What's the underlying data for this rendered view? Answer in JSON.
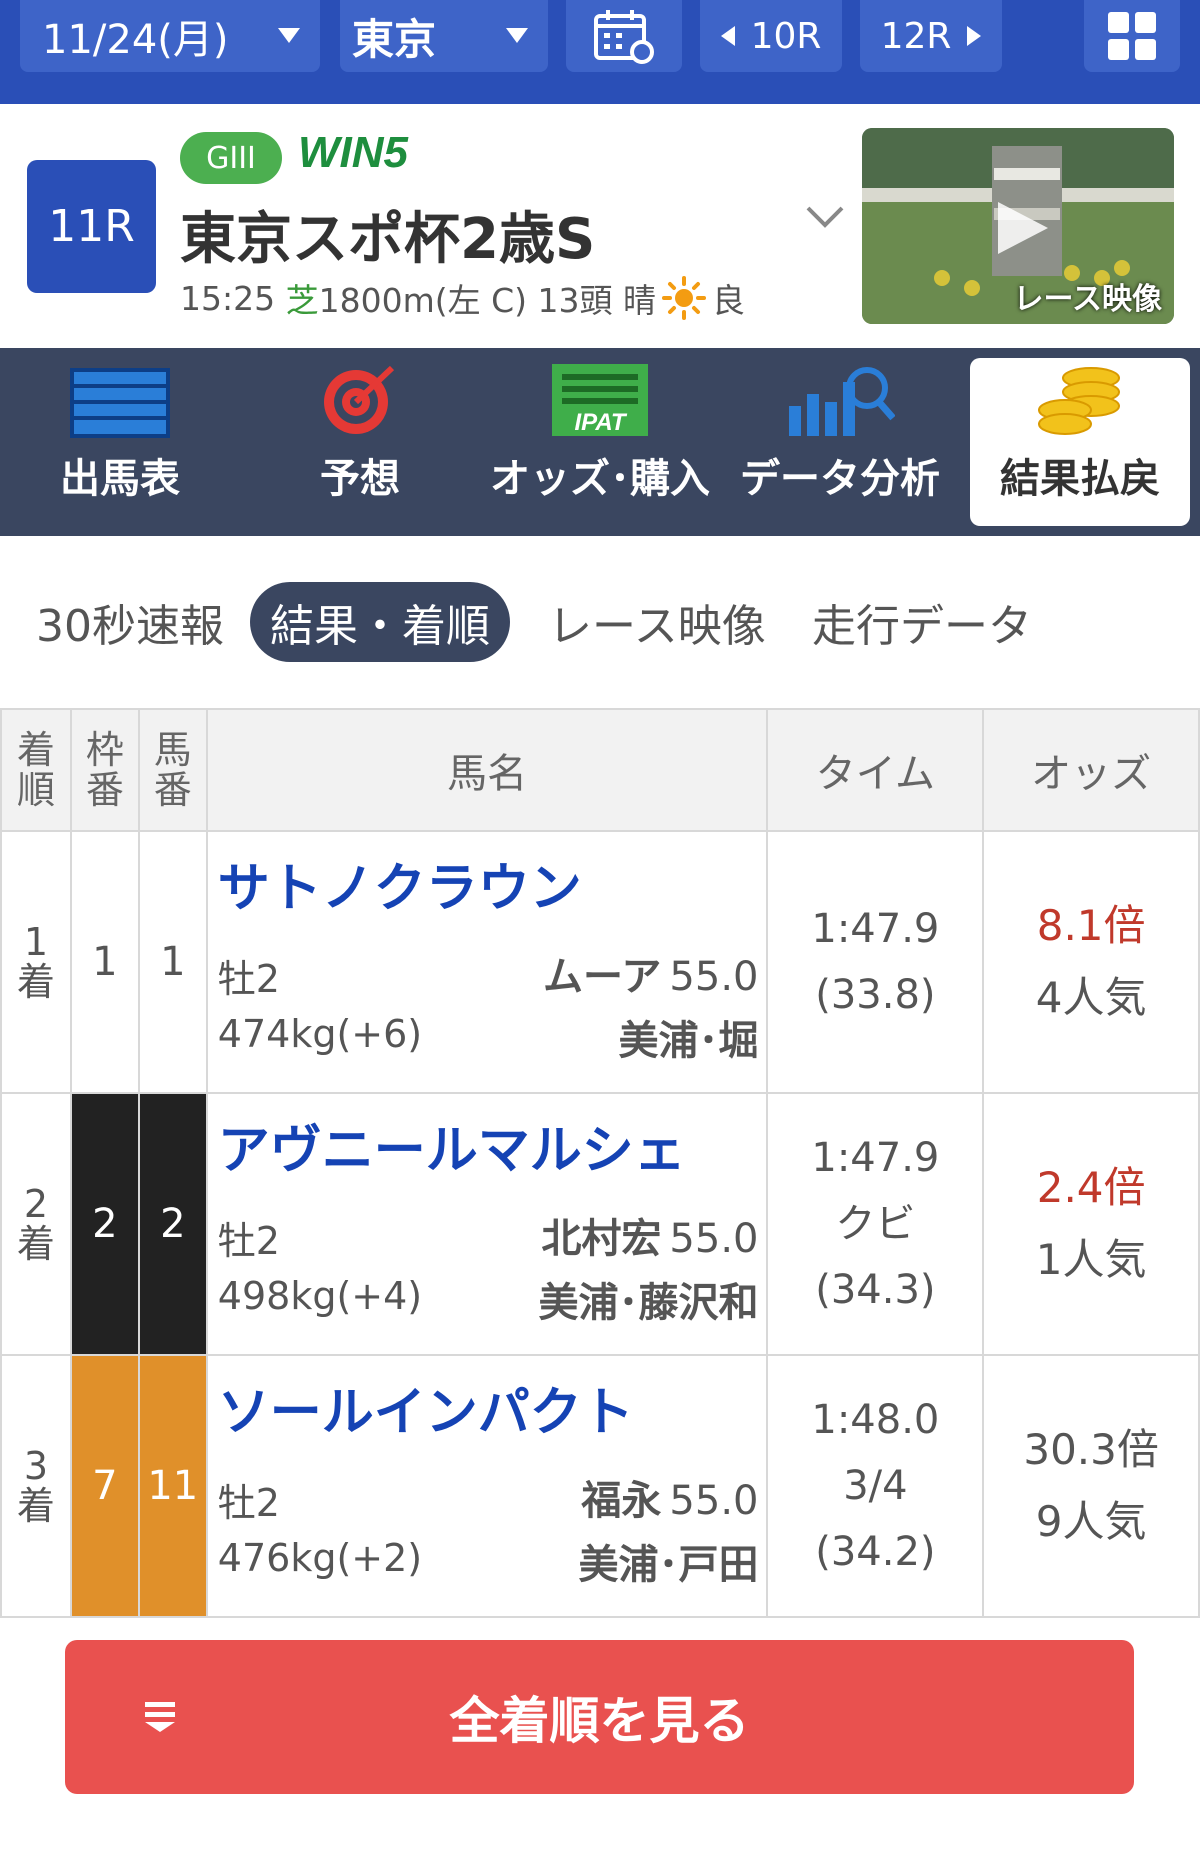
{
  "topbar": {
    "date": "11/24(月)",
    "venue": "東京",
    "prev_race": "10R",
    "next_race": "12R"
  },
  "race": {
    "number": "11R",
    "grade": "GIII",
    "win5_label": "WIN5",
    "title": "東京スポ杯2歳S",
    "time": "15:25",
    "surface": "芝",
    "distance": "1800m(左 C)",
    "runners": "13頭",
    "weather": "晴",
    "going": "良",
    "video_label": "レース映像"
  },
  "main_tabs": [
    "出馬表",
    "予想",
    "オッズ･購入",
    "データ分析",
    "結果払戻"
  ],
  "sub_tabs": [
    "30秒速報",
    "結果・着順",
    "レース映像",
    "走行データ"
  ],
  "table": {
    "headers": {
      "position": "着順",
      "frame": "枠番",
      "number": "馬番",
      "horse": "馬名",
      "time": "タイム",
      "odds": "オッズ"
    },
    "rows": [
      {
        "position": "1",
        "position_suffix": "着",
        "frame": "1",
        "number": "1",
        "frame_color": "#ffffff",
        "frame_text_color": "#555555",
        "horse": "サトノクラウン",
        "sex_age": "牡2",
        "jockey": "ムーア",
        "jockey_weight": "55.0",
        "weight": "474kg(+6)",
        "trainer": "美浦･堀",
        "time": "1:47.9",
        "margin": "",
        "last3f": "(33.8)",
        "odds": "8.1倍",
        "popularity": "4人気",
        "odds_highlight": true
      },
      {
        "position": "2",
        "position_suffix": "着",
        "frame": "2",
        "number": "2",
        "frame_color": "#222222",
        "frame_text_color": "#ffffff",
        "horse": "アヴニールマルシェ",
        "sex_age": "牡2",
        "jockey": "北村宏",
        "jockey_weight": "55.0",
        "weight": "498kg(+4)",
        "trainer": "美浦･藤沢和",
        "time": "1:47.9",
        "margin": "クビ",
        "last3f": "(34.3)",
        "odds": "2.4倍",
        "popularity": "1人気",
        "odds_highlight": true
      },
      {
        "position": "3",
        "position_suffix": "着",
        "frame": "7",
        "number": "11",
        "frame_color": "#e0902a",
        "frame_text_color": "#ffffff",
        "horse": "ソールインパクト",
        "sex_age": "牡2",
        "jockey": "福永",
        "jockey_weight": "55.0",
        "weight": "476kg(+2)",
        "trainer": "美浦･戸田",
        "time": "1:48.0",
        "margin": "3/4",
        "last3f": "(34.2)",
        "odds": "30.3倍",
        "popularity": "9人気",
        "odds_highlight": false
      }
    ]
  },
  "all_results_label": "全着順を見る",
  "colors": {
    "brand_blue": "#2a4fb7",
    "tab_bar": "#3a4660",
    "grade_green": "#4caf50",
    "horse_link": "#1543b4",
    "odds_red": "#c0392b",
    "cta_red": "#e9514f"
  }
}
========================================
Your goal:
Transcribe the whole listing exactly. Pictures stay out of your copy.

Task response:
What's the underlying data for this rendered view? Answer in JSON.
{
  "topbar": {
    "date": "11/24(月)",
    "venue": "東京",
    "prev_race": "10R",
    "next_race": "12R"
  },
  "race": {
    "number": "11R",
    "grade": "GIII",
    "win5_label": "WIN5",
    "title": "東京スポ杯2歳S",
    "time": "15:25",
    "surface": "芝",
    "distance": "1800m(左 C)",
    "runners": "13頭",
    "weather": "晴",
    "going": "良",
    "video_label": "レース映像"
  },
  "main_tabs": [
    "出馬表",
    "予想",
    "オッズ･購入",
    "データ分析",
    "結果払戻"
  ],
  "sub_tabs": [
    "30秒速報",
    "結果・着順",
    "レース映像",
    "走行データ"
  ],
  "table": {
    "headers": {
      "position": "着順",
      "frame": "枠番",
      "number": "馬番",
      "horse": "馬名",
      "time": "タイム",
      "odds": "オッズ"
    },
    "rows": [
      {
        "position": "1",
        "position_suffix": "着",
        "frame": "1",
        "number": "1",
        "frame_color": "#ffffff",
        "frame_text_color": "#555555",
        "horse": "サトノクラウン",
        "sex_age": "牡2",
        "jockey": "ムーア",
        "jockey_weight": "55.0",
        "weight": "474kg(+6)",
        "trainer": "美浦･堀",
        "time": "1:47.9",
        "margin": "",
        "last3f": "(33.8)",
        "odds": "8.1倍",
        "popularity": "4人気",
        "odds_highlight": true
      },
      {
        "position": "2",
        "position_suffix": "着",
        "frame": "2",
        "number": "2",
        "frame_color": "#222222",
        "frame_text_color": "#ffffff",
        "horse": "アヴニールマルシェ",
        "sex_age": "牡2",
        "jockey": "北村宏",
        "jockey_weight": "55.0",
        "weight": "498kg(+4)",
        "trainer": "美浦･藤沢和",
        "time": "1:47.9",
        "margin": "クビ",
        "last3f": "(34.3)",
        "odds": "2.4倍",
        "popularity": "1人気",
        "odds_highlight": true
      },
      {
        "position": "3",
        "position_suffix": "着",
        "frame": "7",
        "number": "11",
        "frame_color": "#e0902a",
        "frame_text_color": "#ffffff",
        "horse": "ソールインパクト",
        "sex_age": "牡2",
        "jockey": "福永",
        "jockey_weight": "55.0",
        "weight": "476kg(+2)",
        "trainer": "美浦･戸田",
        "time": "1:48.0",
        "margin": "3/4",
        "last3f": "(34.2)",
        "odds": "30.3倍",
        "popularity": "9人気",
        "odds_highlight": false
      }
    ]
  },
  "all_results_label": "全着順を見る",
  "colors": {
    "brand_blue": "#2a4fb7",
    "tab_bar": "#3a4660",
    "grade_green": "#4caf50",
    "horse_link": "#1543b4",
    "odds_red": "#c0392b",
    "cta_red": "#e9514f"
  }
}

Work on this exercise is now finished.